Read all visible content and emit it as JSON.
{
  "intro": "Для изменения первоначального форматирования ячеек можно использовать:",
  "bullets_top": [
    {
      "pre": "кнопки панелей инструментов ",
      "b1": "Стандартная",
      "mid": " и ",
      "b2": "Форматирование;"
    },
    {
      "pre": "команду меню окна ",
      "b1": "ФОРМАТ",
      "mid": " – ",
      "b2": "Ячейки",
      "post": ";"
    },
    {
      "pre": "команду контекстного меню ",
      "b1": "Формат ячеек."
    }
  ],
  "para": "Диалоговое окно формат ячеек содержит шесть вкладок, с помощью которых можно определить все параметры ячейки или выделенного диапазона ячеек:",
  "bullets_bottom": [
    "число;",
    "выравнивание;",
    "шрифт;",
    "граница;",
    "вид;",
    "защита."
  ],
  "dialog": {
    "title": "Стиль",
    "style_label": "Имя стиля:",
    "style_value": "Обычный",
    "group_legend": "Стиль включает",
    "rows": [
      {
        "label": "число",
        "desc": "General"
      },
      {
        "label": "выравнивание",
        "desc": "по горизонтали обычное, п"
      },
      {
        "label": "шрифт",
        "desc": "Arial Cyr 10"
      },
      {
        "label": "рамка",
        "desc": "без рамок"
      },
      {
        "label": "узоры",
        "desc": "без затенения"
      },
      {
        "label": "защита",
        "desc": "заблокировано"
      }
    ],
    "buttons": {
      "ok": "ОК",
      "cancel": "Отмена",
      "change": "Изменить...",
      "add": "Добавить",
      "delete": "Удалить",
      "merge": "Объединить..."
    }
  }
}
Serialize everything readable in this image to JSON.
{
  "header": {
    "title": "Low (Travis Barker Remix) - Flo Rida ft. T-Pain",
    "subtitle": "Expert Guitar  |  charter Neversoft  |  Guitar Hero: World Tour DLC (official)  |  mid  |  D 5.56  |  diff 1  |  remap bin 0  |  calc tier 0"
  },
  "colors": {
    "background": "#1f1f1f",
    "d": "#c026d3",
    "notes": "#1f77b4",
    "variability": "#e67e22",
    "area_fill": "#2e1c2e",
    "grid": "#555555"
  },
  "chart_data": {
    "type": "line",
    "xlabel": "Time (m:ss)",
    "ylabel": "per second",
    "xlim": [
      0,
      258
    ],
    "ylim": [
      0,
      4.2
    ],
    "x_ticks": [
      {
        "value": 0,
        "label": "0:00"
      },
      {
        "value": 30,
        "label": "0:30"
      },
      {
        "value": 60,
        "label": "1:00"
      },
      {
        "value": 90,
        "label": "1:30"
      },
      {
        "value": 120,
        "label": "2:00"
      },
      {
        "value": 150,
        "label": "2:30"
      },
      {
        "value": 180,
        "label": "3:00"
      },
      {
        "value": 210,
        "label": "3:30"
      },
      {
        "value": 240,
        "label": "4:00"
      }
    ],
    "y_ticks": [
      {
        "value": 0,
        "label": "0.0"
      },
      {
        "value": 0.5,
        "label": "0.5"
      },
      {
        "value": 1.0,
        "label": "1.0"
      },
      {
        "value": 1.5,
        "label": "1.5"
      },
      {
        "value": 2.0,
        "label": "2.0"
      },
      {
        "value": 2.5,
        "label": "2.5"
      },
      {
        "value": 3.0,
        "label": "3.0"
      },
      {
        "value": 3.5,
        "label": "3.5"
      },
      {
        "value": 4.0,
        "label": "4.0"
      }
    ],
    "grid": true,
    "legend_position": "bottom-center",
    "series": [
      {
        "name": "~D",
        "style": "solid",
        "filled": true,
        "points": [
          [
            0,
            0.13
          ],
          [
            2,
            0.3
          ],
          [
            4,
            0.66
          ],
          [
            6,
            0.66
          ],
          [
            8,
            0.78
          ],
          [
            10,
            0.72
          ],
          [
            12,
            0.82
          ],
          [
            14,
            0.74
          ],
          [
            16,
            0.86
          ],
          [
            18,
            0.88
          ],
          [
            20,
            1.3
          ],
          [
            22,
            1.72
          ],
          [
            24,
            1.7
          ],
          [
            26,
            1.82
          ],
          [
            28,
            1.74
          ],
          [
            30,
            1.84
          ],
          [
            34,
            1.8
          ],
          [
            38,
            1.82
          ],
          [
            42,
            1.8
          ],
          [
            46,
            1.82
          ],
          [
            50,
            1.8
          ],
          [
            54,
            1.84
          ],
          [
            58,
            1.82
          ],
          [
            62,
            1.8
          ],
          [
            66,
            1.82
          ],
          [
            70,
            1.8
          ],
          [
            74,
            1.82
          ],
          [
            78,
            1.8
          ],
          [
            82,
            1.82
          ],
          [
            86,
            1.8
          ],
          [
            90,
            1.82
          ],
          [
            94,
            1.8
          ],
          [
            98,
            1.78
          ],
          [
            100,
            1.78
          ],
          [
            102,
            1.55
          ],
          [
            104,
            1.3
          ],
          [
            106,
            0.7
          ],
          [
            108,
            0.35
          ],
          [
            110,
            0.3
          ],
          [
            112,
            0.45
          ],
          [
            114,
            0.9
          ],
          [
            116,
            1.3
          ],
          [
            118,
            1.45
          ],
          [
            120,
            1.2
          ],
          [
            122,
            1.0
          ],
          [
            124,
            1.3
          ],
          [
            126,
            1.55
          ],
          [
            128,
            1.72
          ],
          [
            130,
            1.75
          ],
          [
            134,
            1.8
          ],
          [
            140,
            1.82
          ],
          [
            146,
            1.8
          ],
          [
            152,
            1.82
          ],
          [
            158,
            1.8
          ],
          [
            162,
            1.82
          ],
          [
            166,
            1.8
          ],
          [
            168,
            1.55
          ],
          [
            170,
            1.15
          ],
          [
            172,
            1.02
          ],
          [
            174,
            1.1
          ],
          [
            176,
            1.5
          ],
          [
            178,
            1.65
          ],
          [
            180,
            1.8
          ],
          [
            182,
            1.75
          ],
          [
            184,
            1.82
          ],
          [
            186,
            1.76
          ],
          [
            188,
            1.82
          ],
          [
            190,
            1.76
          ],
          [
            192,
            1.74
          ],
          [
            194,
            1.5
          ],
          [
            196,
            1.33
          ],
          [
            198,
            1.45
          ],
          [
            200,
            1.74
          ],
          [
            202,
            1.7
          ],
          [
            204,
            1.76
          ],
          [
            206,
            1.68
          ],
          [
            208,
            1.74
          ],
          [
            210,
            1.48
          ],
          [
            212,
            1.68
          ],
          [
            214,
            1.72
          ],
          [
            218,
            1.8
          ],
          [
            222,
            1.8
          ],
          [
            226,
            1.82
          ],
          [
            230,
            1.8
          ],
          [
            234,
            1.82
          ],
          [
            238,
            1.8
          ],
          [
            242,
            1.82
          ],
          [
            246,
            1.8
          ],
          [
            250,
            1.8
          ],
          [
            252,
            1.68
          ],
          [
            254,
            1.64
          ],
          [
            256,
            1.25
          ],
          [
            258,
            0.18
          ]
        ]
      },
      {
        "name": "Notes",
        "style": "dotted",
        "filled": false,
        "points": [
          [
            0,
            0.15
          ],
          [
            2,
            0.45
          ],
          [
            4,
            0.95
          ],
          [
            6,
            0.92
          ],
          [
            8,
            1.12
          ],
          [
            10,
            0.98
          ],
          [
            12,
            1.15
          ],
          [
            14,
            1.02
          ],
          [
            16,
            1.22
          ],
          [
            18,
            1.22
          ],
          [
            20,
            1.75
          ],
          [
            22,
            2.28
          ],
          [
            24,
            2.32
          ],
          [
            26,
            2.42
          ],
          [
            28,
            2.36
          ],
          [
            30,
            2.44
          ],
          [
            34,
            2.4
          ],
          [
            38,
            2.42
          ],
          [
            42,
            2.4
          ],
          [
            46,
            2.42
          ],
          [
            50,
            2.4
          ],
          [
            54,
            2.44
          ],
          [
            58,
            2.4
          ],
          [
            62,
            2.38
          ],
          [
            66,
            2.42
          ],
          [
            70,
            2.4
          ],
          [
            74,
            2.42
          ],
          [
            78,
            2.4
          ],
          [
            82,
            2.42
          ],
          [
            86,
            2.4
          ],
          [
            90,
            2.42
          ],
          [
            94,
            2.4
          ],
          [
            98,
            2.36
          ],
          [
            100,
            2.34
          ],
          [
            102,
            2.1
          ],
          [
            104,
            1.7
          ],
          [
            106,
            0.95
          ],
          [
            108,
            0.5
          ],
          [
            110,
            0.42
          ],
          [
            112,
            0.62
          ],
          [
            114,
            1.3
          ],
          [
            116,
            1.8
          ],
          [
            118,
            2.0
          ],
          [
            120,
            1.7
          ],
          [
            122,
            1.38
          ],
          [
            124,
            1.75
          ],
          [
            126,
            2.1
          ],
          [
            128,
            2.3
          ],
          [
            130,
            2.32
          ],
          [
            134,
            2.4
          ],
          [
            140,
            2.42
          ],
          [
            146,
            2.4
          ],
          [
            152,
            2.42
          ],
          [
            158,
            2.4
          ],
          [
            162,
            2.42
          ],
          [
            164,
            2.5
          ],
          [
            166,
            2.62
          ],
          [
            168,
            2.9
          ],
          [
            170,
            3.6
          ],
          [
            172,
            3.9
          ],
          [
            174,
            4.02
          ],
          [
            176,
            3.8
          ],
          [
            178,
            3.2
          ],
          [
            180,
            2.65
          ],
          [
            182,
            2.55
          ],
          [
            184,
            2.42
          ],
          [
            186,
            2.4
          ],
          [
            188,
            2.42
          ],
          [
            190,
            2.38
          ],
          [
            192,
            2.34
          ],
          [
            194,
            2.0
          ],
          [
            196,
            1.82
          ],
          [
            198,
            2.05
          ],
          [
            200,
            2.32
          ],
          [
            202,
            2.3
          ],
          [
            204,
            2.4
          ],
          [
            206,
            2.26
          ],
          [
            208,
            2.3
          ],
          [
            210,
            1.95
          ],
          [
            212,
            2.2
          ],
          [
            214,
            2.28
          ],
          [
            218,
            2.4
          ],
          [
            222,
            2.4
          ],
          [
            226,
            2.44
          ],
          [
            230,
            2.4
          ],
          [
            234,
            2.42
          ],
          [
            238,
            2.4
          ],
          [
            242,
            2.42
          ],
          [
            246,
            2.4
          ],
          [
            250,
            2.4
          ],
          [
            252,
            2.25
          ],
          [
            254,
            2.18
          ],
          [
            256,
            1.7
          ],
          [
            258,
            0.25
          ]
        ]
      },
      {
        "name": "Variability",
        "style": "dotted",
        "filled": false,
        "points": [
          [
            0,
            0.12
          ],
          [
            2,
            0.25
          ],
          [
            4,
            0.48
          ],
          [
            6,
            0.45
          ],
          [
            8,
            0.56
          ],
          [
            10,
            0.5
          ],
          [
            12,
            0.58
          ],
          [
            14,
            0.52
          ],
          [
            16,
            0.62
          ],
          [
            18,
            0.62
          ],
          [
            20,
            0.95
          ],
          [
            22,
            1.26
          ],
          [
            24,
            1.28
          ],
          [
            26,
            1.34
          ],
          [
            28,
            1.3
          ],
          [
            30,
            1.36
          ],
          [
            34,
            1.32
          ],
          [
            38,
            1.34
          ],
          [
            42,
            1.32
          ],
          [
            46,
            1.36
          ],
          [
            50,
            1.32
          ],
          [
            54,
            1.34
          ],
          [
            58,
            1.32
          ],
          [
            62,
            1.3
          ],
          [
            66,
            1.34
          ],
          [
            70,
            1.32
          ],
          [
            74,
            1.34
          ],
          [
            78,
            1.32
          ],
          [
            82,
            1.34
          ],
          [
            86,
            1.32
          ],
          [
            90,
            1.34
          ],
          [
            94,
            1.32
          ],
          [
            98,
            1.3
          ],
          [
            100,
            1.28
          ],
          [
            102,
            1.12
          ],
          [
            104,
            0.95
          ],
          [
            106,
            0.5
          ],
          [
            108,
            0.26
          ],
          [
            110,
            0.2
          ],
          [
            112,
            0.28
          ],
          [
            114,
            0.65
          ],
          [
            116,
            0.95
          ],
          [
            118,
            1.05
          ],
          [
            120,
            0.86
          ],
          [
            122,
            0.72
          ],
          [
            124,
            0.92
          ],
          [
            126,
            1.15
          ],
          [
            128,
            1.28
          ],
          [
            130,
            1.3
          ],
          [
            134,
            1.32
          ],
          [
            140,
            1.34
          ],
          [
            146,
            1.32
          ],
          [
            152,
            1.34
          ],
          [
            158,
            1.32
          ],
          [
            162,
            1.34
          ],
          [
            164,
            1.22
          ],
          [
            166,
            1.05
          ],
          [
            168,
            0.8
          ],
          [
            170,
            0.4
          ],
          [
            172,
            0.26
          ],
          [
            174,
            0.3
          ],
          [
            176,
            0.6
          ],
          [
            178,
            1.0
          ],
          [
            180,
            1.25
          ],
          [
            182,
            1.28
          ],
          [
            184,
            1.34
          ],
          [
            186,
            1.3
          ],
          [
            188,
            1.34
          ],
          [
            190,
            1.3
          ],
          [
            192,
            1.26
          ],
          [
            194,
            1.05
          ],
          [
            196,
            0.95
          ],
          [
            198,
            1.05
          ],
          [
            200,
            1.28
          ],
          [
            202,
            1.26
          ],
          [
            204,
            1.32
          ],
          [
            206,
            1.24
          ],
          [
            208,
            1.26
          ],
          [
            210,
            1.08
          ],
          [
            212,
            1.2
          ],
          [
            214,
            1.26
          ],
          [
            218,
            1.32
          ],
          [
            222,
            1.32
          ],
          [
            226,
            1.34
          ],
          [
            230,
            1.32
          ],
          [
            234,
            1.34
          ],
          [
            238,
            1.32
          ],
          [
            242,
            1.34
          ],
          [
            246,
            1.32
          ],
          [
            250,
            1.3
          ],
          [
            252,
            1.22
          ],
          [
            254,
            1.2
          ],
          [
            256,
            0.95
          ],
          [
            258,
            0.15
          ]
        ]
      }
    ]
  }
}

::::::::::

SET EXERCISE: Using the listing above, show each line holding the string "Стиль".

OUTPUT FOR THIS EXERCISE:
    "title": "Стиль",
    "group_legend": "Стиль включает",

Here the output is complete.